Excerpts from a dataset
————————

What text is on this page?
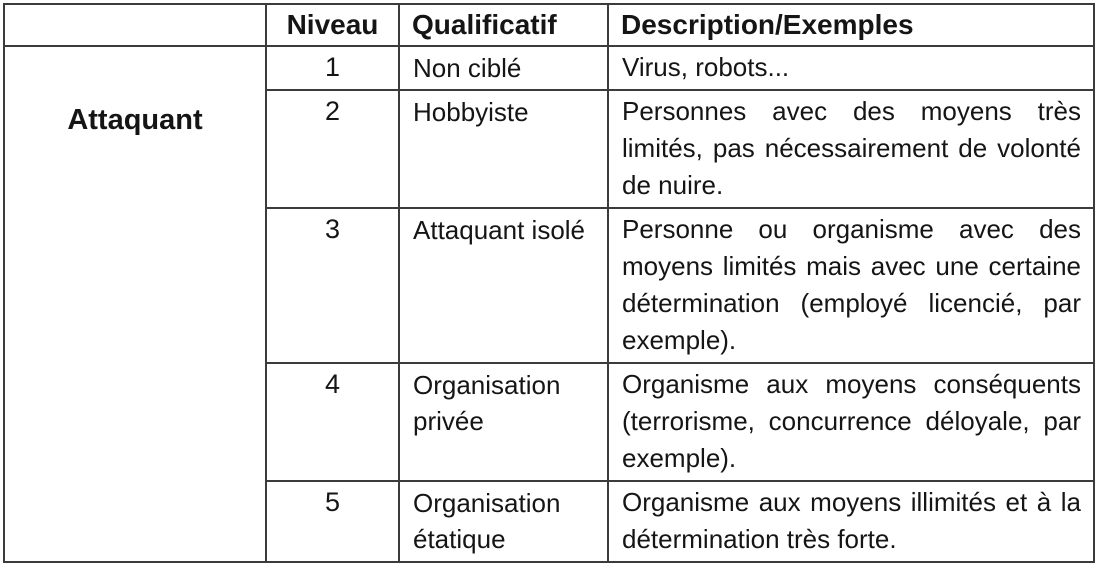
	Niveau	Qualificatif	Description/Exemples
Attaquant	1	Non ciblé	Virus, robots...
	2	Hobbyiste	Personnes avec des moyens très limités, pas nécessairement de volonté de nuire.
	3	Attaquant isolé	Personne ou organisme avec des moyens limités mais avec une certaine détermination (employé licencié, par exemple).
	4	Organisation privée	Organisme aux moyens conséquents (terrorisme, concurrence déloyale, par exemple).
	5	Organisation étatique	Organisme aux moyens illimités et à la détermination très forte.
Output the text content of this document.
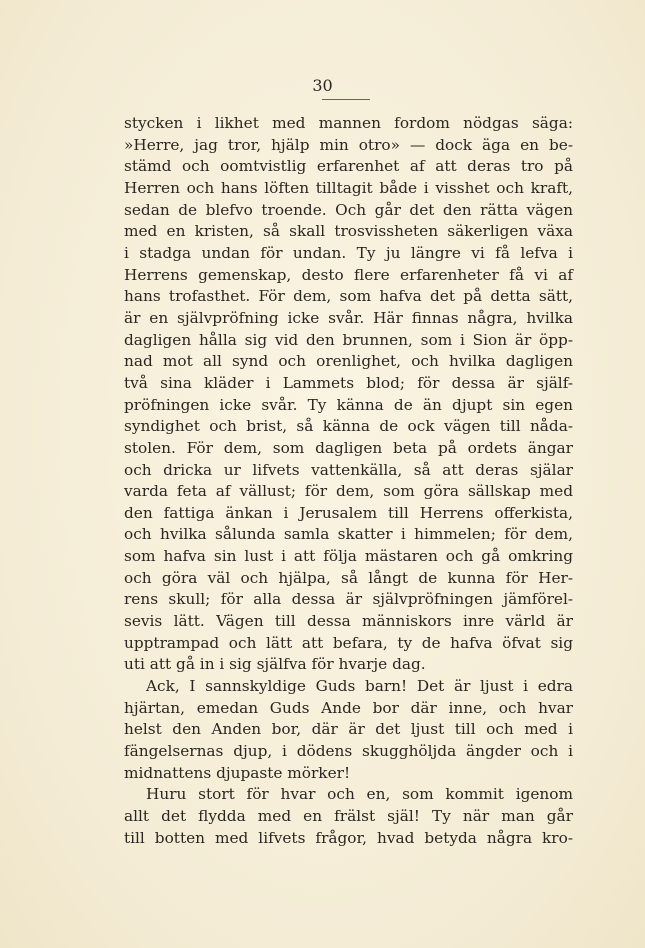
30
stycken i likhet med mannen fordom nödgas säga:
»Herre, jag tror, hjälp min otro» — dock äga en be-
stämd och oomtvistlig erfarenhet af att deras tro på
Herren och hans löften tilltagit både i visshet och kraft,
sedan de blefvo troende. Och går det den rätta vägen
med en kristen, så skall trosvissheten säkerligen växa
i stadga undan för undan. Ty ju längre vi få lefva i
Herrens gemenskap, desto flere erfarenheter få vi af
hans trofasthet. För dem, som hafva det på detta sätt,
är en självpröfning icke svår. Här finnas några, hvilka
dagligen hålla sig vid den brunnen, som i Sion är öpp-
nad mot all synd och orenlighet, och hvilka dagligen
två sina kläder i Lammets blod; för dessa är själf-
pröfningen icke svår. Ty känna de än djupt sin egen
syndighet och brist, så känna de ock vägen till nåda-
stolen. För dem, som dagligen beta på ordets ängar
och dricka ur lifvets vattenkälla, så att deras själar
varda feta af vällust; för dem, som göra sällskap med
den fattiga änkan i Jerusalem till Herrens offerkista,
och hvilka sålunda samla skatter i himmelen; för dem,
som hafva sin lust i att följa mästaren och gå omkring
och göra väl och hjälpa, så långt de kunna för Her-
rens skull; för alla dessa är självpröfningen jämförel-
sevis lätt. Vägen till dessa människors inre värld är
upptrampad och lätt att befara, ty de hafva öfvat sig
uti att gå in i sig själfva för hvarje dag.
Ack, I sannskyldige Guds barn! Det är ljust i edra
hjärtan, emedan Guds Ande bor där inne, och hvar
helst den Anden bor, där är det ljust till och med i
fängelsernas djup, i dödens skugghöljda ängder och i
midnattens djupaste mörker!
Huru stort för hvar och en, som kommit igenom
allt det flydda med en frälst själ! Ty när man går
till botten med lifvets frågor, hvad betyda några kro-
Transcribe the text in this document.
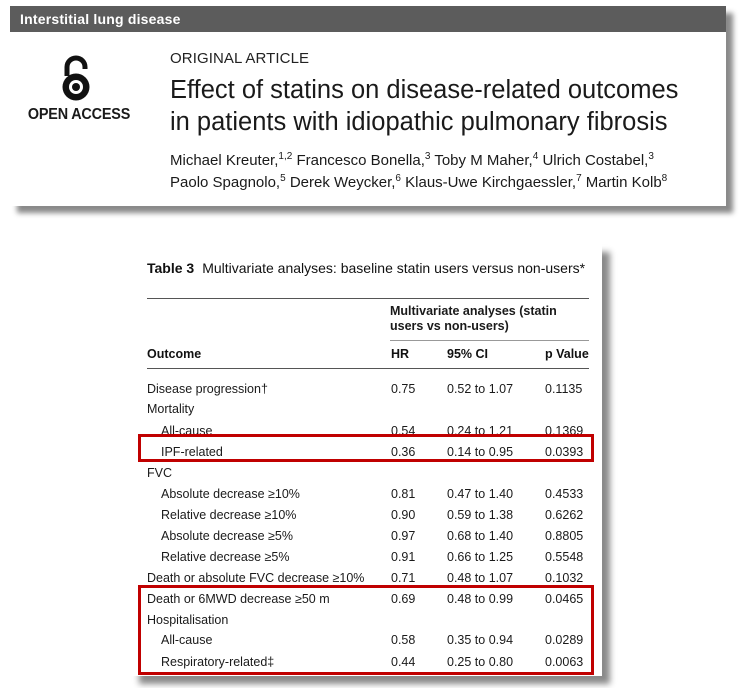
Interstitial lung disease
OPEN ACCESS
ORIGINAL ARTICLE
Effect of statins on disease-related outcomes
in patients with idiopathic pulmonary fibrosis
Michael Kreuter,$^{1,2}$ Francesco Bonella,$^3$ Toby M Maher,$^4$ Ulrich Costabel,$^3$
Paolo Spagnolo,$^5$ Derek Weycker,$^6$ Klaus-Uwe Kirchgaessler,$^7$ Martin Kolb$^8$
Table 3 Multivariate analyses: baseline statin users versus non-users*
Multivariate analyses (statin users vs non-users)
Outcome	HR	95% CI	p Value
Disease progression†	0.75	0.52 to 1.07	0.1135
Mortality
All-cause	0.54	0.24 to 1.21	0.1369
IPF-related	0.36	0.14 to 0.95	0.0393
FVC
Absolute decrease ≥10%	0.81	0.47 to 1.40	0.4533
Relative decrease ≥10%	0.90	0.59 to 1.38	0.6262
Absolute decrease ≥5%	0.97	0.68 to 1.40	0.8805
Relative decrease ≥5%	0.91	0.66 to 1.25	0.5548
Death or absolute FVC decrease ≥10% 0.71	0.48 to 1.07	0.1032
Death or 6MWD decrease ≥50 m	0.69	0.48 to 0.99	0.0465
Hospitalisation
All-cause	0.58	0.35 to 0.94	0.0289
Respiratory-related‡	0.44	0.25 to 0.80	0.0063
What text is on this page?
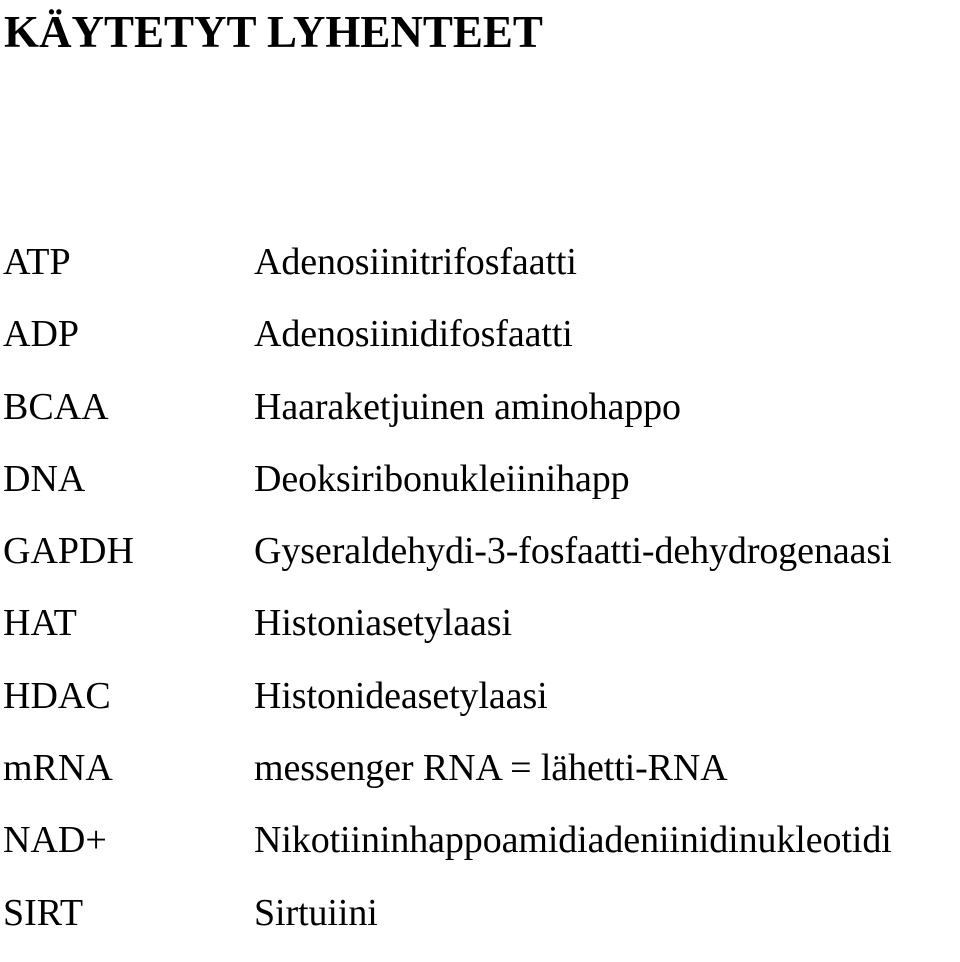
KÄYTETYT LYHENTEET
ATP	Adenosiinitrifosfaatti
ADP	Adenosiinidifosfaatti
BCAA	Haaraketjuinen aminohappo
DNA	Deoksiribonukleiinihapp
GAPDH	Gyseraldehydi-3-fosfaatti-dehydrogenaasi
HAT	Histoniasetylaasi
HDAC	Histonideasetylaasi
mRNA	messenger RNA = lähetti-RNA
NAD+	Nikotiininhappoamidiadeniinidinukleotidi
SIRT	Sirtuiini
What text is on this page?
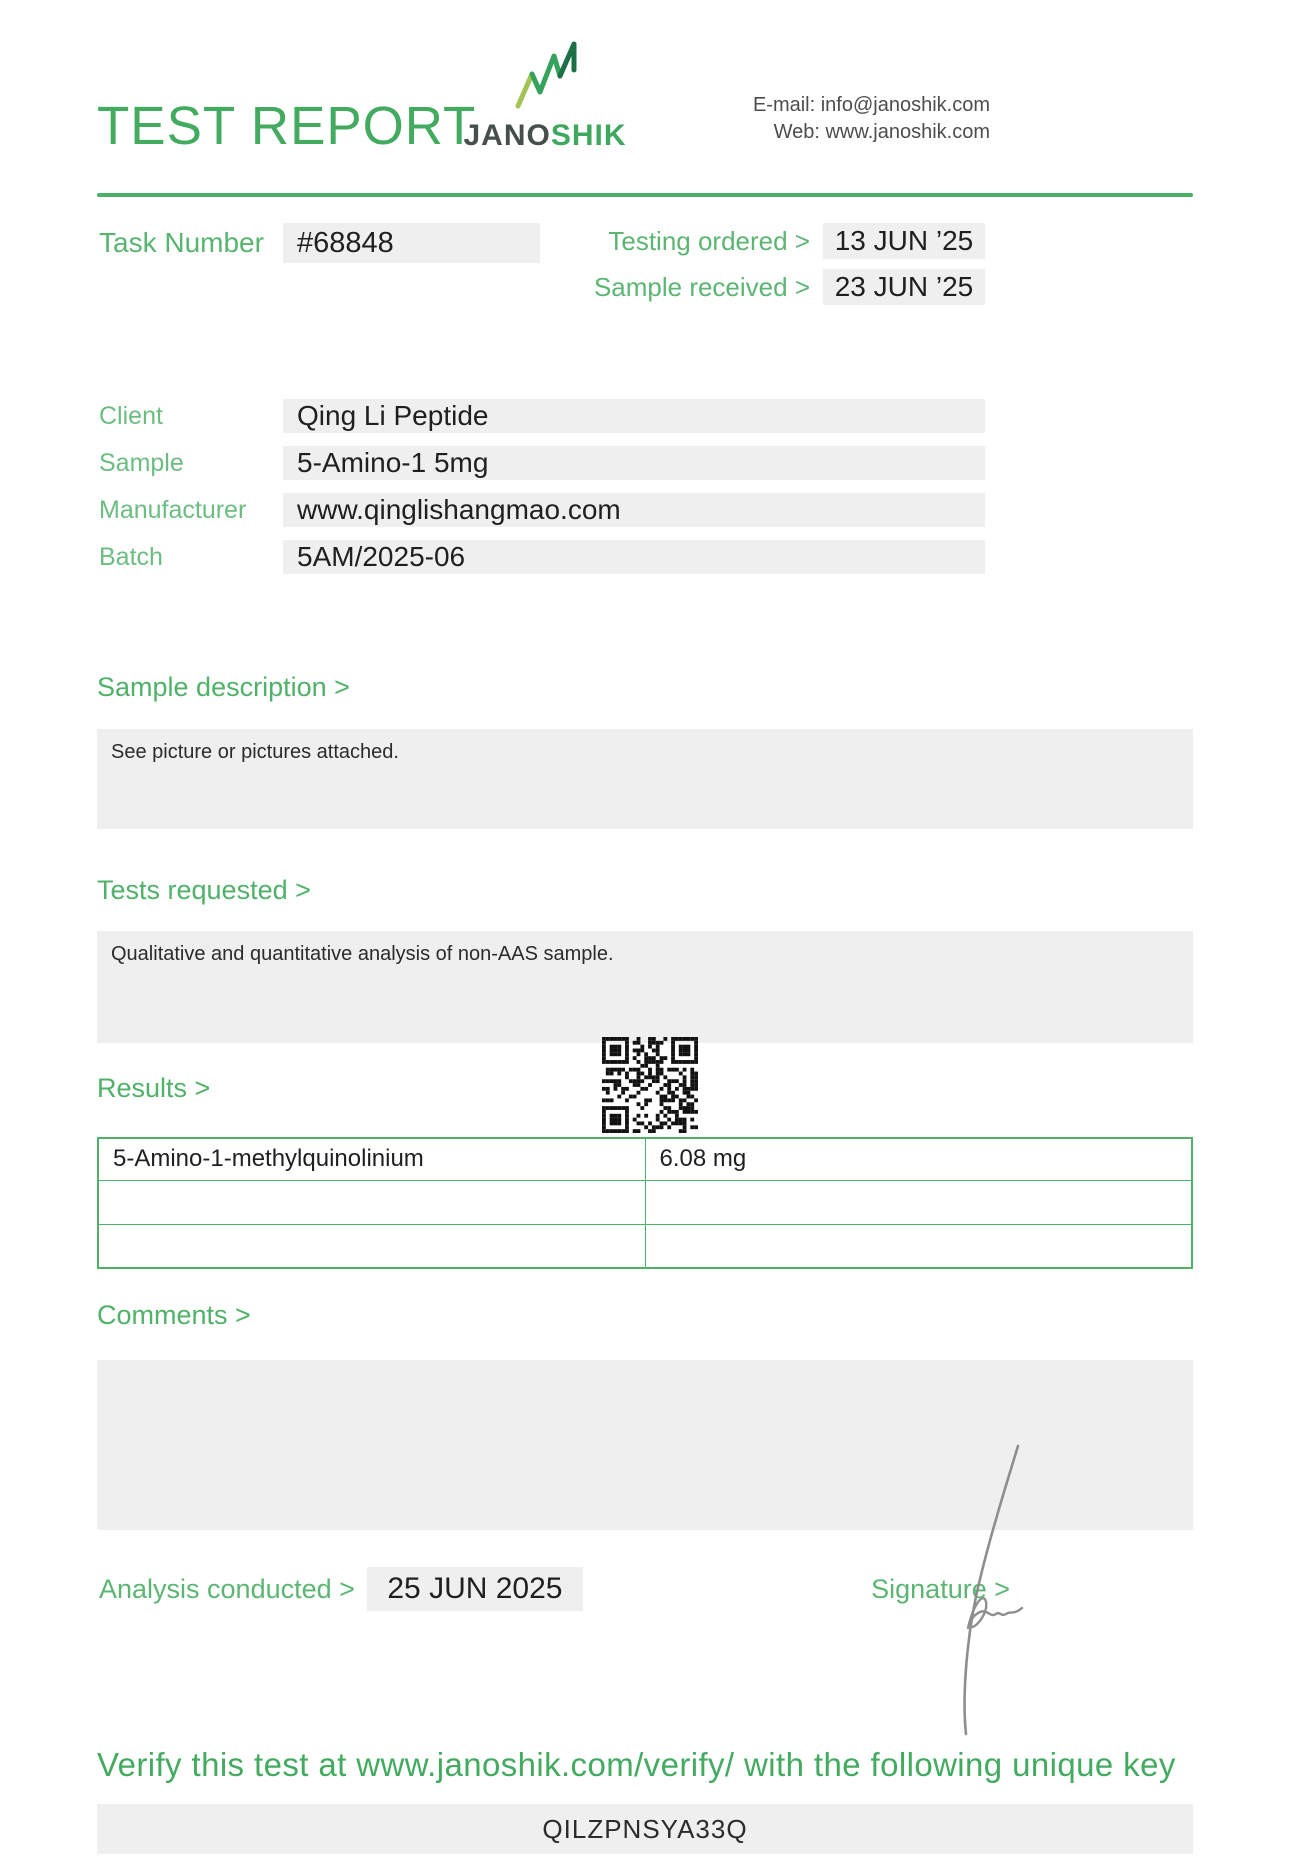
TEST REPORT
JANOSHIK
E-mail: info@janoshik.com
Web: www.janoshik.com
Task Number	#68848	Testing ordered > 13 JUN ’25
Sample received > 23 JUN ’25
Client	Qing Li Peptide
Sample	5-Amino-1 5mg
Manufacturer	www.qinglishangmao.com
Batch	5AM/2025-06
Sample description >
See picture or pictures attached.
Tests requested >
Qualitative and quantitative analysis of non-AAS sample.
Results >
5-Amino-1-methylquinolinium	6.08 mg

Comments >
Analysis conducted >	25 JUN 2025	Signature >
Verify this test at www.janoshik.com/verify/ with the following unique key
QILZPNSYA33Q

————————

[Required action] The data must be printed exactly, image-free.

[Output]
What text is on this page?
	Niveau	Qualificatif	Description/Exemples
Attaquant	1	Non ciblé	Virus, robots...
	2	Hobbyiste	Personnes avec des moyens très limités, pas nécessairement de volonté de nuire.
	3	Attaquant isolé	Personne ou organisme avec des moyens limités mais avec une certaine détermination (employé licencié, par exemple).
	4	Organisation privée	Organisme aux moyens conséquents (terrorisme, concurrence déloyale, par exemple).
	5	Organisation étatique	Organisme aux moyens illimités et à la détermination très forte.
Output the text content of this document.
30
stycken i likhet med mannen fordom nödgas säga:
»Herre, jag tror, hjälp min otro» — dock äga en be-
stämd och oomtvistlig erfarenhet af att deras tro på
Herren och hans löften tilltagit både i visshet och kraft,
sedan de blefvo troende. Och går det den rätta vägen
med en kristen, så skall trosvissheten säkerligen växa
i stadga undan för undan. Ty ju längre vi få lefva i
Herrens gemenskap, desto flere erfarenheter få vi af
hans trofasthet. För dem, som hafva det på detta sätt,
är en självpröfning icke svår. Här finnas några, hvilka
dagligen hålla sig vid den brunnen, som i Sion är öpp-
nad mot all synd och orenlighet, och hvilka dagligen
två sina kläder i Lammets blod; för dessa är själf-
pröfningen icke svår. Ty känna de än djupt sin egen
syndighet och brist, så känna de ock vägen till nåda-
stolen. För dem, som dagligen beta på ordets ängar
och dricka ur lifvets vattenkälla, så att deras själar
varda feta af vällust; för dem, som göra sällskap med
den fattiga änkan i Jerusalem till Herrens offerkista,
och hvilka sålunda samla skatter i himmelen; för dem,
som hafva sin lust i att följa mästaren och gå omkring
och göra väl och hjälpa, så långt de kunna för Her-
rens skull; för alla dessa är självpröfningen jämförel-
sevis lätt. Vägen till dessa människors inre värld är
upptrampad och lätt att befara, ty de hafva öfvat sig
uti att gå in i sig själfva för hvarje dag.
Ack, I sannskyldige Guds barn! Det är ljust i edra
hjärtan, emedan Guds Ande bor där inne, och hvar
helst den Anden bor, där är det ljust till och med i
fängelsernas djup, i dödens skugghöljda ängder och i
midnattens djupaste mörker!
Huru stort för hvar och en, som kommit igenom
allt det flydda med en frälst själ! Ty när man går
till botten med lifvets frågor, hvad betyda några kro-
Transcribe the text in this document.
Interstitial lung disease
OPEN ACCESS
ORIGINAL ARTICLE
Effect of statins on disease-related outcomes
in patients with idiopathic pulmonary fibrosis
Michael Kreuter,$^{1,2}$ Francesco Bonella,$^3$ Toby M Maher,$^4$ Ulrich Costabel,$^3$
Paolo Spagnolo,$^5$ Derek Weycker,$^6$ Klaus-Uwe Kirchgaessler,$^7$ Martin Kolb$^8$
Table 3 Multivariate analyses: baseline statin users versus non-users*
Multivariate analyses (statin users vs non-users)
Outcome	HR	95% CI	p Value
Disease progression†	0.75	0.52 to 1.07	0.1135
Mortality
All-cause	0.54	0.24 to 1.21	0.1369
IPF-related	0.36	0.14 to 0.95	0.0393
FVC
Absolute decrease ≥10%	0.81	0.47 to 1.40	0.4533
Relative decrease ≥10%	0.90	0.59 to 1.38	0.6262
Absolute decrease ≥5%	0.97	0.68 to 1.40	0.8805
Relative decrease ≥5%	0.91	0.66 to 1.25	0.5548
Death or absolute FVC decrease ≥10% 0.71	0.48 to 1.07	0.1032
Death or 6MWD decrease ≥50 m	0.69	0.48 to 0.99	0.0465
Hospitalisation
All-cause	0.58	0.35 to 0.94	0.0289
Respiratory-related‡	0.44	0.25 to 0.80	0.0063
What text is on this page?
KÄYTETYT LYHENTEET
ATP	Adenosiinitrifosfaatti
ADP	Adenosiinidifosfaatti
BCAA	Haaraketjuinen aminohappo
DNA	Deoksiribonukleiinihapp
GAPDH	Gyseraldehydi-3-fosfaatti-dehydrogenaasi
HAT	Histoniasetylaasi
HDAC	Histonideasetylaasi
mRNA	messenger RNA = lähetti-RNA
NAD+	Nikotiininhappoamidiadeniinidinukleotidi
SIRT	Sirtuiini
What text is on this page?
TEST REPORT
JANOSHIK
E-mail: info@janoshik.com
Web: www.janoshik.com
Task Number	#68848	Testing ordered > 13 JUN ’25
Sample received > 23 JUN ’25
Client	Qing Li Peptide
Sample	5-Amino-1 5mg
Manufacturer	www.qinglishangmao.com
Batch	5AM/2025-06
Sample description >
See picture or pictures attached.
Tests requested >
Qualitative and quantitative analysis of non-AAS sample.
Results >
5-Amino-1-methylquinolinium	6.08 mg

Comments >
Analysis conducted >	25 JUN 2025	Signature >
Verify this test at www.janoshik.com/verify/ with the following unique key
QILZPNSYA33Q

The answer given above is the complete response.